Return a copy of every line in the records that includes the word "Supprimer".

===

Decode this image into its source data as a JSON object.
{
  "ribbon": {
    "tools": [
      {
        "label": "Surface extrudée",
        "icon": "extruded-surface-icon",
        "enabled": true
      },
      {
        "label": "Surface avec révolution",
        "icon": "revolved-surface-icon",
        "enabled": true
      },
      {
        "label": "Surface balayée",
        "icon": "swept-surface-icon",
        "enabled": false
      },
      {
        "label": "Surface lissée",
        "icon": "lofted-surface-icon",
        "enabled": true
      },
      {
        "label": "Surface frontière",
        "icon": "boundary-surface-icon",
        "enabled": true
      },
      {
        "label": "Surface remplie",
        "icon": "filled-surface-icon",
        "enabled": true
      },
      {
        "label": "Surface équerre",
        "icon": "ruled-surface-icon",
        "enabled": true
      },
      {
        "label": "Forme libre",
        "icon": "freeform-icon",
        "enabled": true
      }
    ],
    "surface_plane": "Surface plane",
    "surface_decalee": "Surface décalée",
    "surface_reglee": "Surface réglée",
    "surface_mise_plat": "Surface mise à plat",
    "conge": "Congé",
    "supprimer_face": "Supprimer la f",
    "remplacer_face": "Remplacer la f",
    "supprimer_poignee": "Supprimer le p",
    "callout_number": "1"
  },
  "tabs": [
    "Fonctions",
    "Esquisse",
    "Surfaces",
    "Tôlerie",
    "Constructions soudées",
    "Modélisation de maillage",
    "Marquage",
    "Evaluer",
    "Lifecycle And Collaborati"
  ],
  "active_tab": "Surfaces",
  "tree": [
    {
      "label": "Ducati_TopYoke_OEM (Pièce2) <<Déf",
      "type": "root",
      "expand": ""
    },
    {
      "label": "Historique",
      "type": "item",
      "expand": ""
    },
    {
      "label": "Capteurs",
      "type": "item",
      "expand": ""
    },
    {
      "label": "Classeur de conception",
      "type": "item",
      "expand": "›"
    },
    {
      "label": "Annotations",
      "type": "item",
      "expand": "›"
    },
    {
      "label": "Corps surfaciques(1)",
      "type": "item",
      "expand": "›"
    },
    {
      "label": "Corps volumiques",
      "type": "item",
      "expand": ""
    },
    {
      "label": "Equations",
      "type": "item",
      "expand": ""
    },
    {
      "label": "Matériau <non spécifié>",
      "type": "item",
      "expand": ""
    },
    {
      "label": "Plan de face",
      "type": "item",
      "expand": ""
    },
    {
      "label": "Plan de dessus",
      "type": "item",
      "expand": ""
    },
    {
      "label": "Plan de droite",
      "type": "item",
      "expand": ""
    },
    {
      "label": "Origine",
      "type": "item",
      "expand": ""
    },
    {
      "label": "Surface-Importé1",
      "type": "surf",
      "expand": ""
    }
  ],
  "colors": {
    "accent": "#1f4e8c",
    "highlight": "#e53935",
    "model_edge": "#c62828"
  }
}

===

Correct result:
    "supprimer_face": "Supprimer la f",
    "supprimer_poignee": "Supprimer le p",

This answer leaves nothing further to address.